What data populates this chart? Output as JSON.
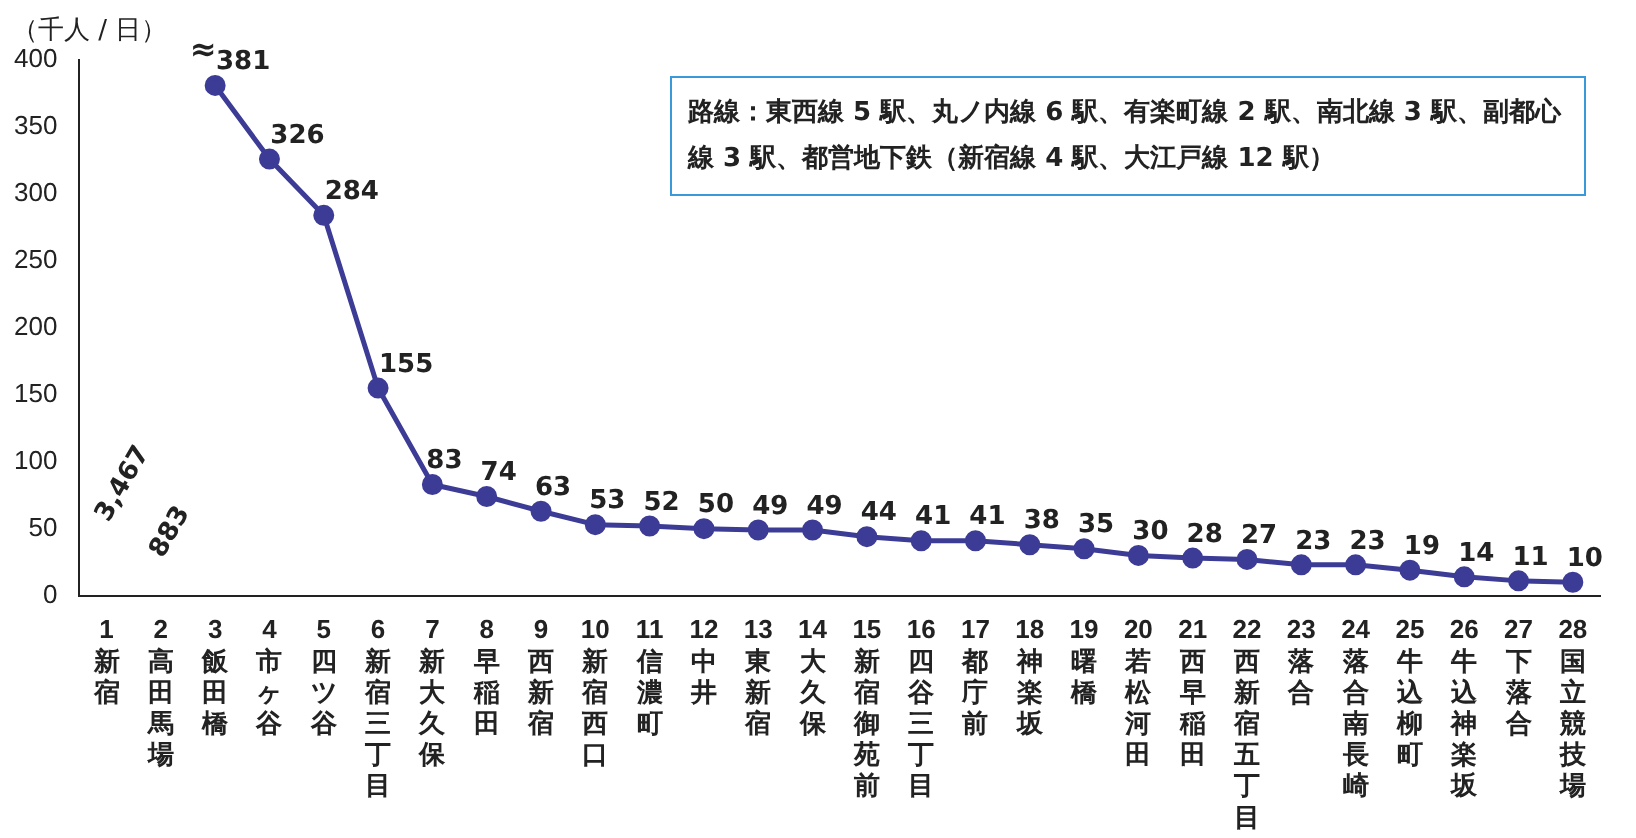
{
  "chart_data": {
    "type": "line",
    "ylabel": "（千人 / 日）",
    "categories": [
      "1 新宿",
      "2 高田馬場",
      "3 飯田橋",
      "4 市ヶ谷",
      "5 四ツ谷",
      "6 新宿三丁目",
      "7 新大久保",
      "8 早稲田",
      "9 西新宿",
      "10 新宿西口",
      "11 信濃町",
      "12 中井",
      "13 東新宿",
      "14 大久保",
      "15 新宿御苑前",
      "16 四谷三丁目",
      "17 都庁前",
      "18 神楽坂",
      "19 曙橋",
      "20 若松河田",
      "21 西早稲田",
      "22 西新宿五丁目",
      "23 落合",
      "24 落合南長崎",
      "25 牛込柳町",
      "26 牛込神楽坂",
      "27 下落合",
      "28 国立競技場"
    ],
    "series": [
      {
        "color": "#3c3c96",
        "values": [
          null,
          null,
          381,
          326,
          284,
          155,
          83,
          74,
          63,
          53,
          52,
          50,
          49,
          49,
          44,
          41,
          41,
          38,
          35,
          30,
          28,
          27,
          23,
          23,
          19,
          14,
          11,
          10
        ]
      }
    ],
    "ylim": [
      0,
      400
    ],
    "yticks": [
      0,
      50,
      100,
      150,
      200,
      250,
      300,
      350,
      400
    ],
    "grid": false,
    "legend": false,
    "marker": "circle",
    "data_labels": true,
    "annotations": [
      "3,467",
      "883",
      "≈",
      "路線：東西線 5 駅、丸ノ内線 6 駅、有楽町線 2 駅、南北線 3 駅、副都心線 3 駅、都営地下鉄（新宿線 4 駅、大江戸線 12 駅）"
    ]
  }
}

++++++++++

__Challenge__. Above are records with pictures; repeat the records exactly and leave the pictures out.

__The output__.
What data populates this chart? Output as JSON.
{
  "chart_data": {
    "type": "line",
    "ylabel": "（千人 / 日）",
    "categories": [
      "1 新宿",
      "2 高田馬場",
      "3 飯田橋",
      "4 市ヶ谷",
      "5 四ツ谷",
      "6 新宿三丁目",
      "7 新大久保",
      "8 早稲田",
      "9 西新宿",
      "10 新宿西口",
      "11 信濃町",
      "12 中井",
      "13 東新宿",
      "14 大久保",
      "15 新宿御苑前",
      "16 四谷三丁目",
      "17 都庁前",
      "18 神楽坂",
      "19 曙橋",
      "20 若松河田",
      "21 西早稲田",
      "22 西新宿五丁目",
      "23 落合",
      "24 落合南長崎",
      "25 牛込柳町",
      "26 牛込神楽坂",
      "27 下落合",
      "28 国立競技場"
    ],
    "series": [
      {
        "color": "#3c3c96",
        "values": [
          null,
          null,
          381,
          326,
          284,
          155,
          83,
          74,
          63,
          53,
          52,
          50,
          49,
          49,
          44,
          41,
          41,
          38,
          35,
          30,
          28,
          27,
          23,
          23,
          19,
          14,
          11,
          10
        ]
      }
    ],
    "ylim": [
      0,
      400
    ],
    "yticks": [
      0,
      50,
      100,
      150,
      200,
      250,
      300,
      350,
      400
    ],
    "grid": false,
    "legend": false,
    "marker": "circle",
    "data_labels": true,
    "annotations": [
      "3,467",
      "883",
      "≈",
      "路線：東西線 5 駅、丸ノ内線 6 駅、有楽町線 2 駅、南北線 3 駅、副都心線 3 駅、都営地下鉄（新宿線 4 駅、大江戸線 12 駅）"
    ]
  }
}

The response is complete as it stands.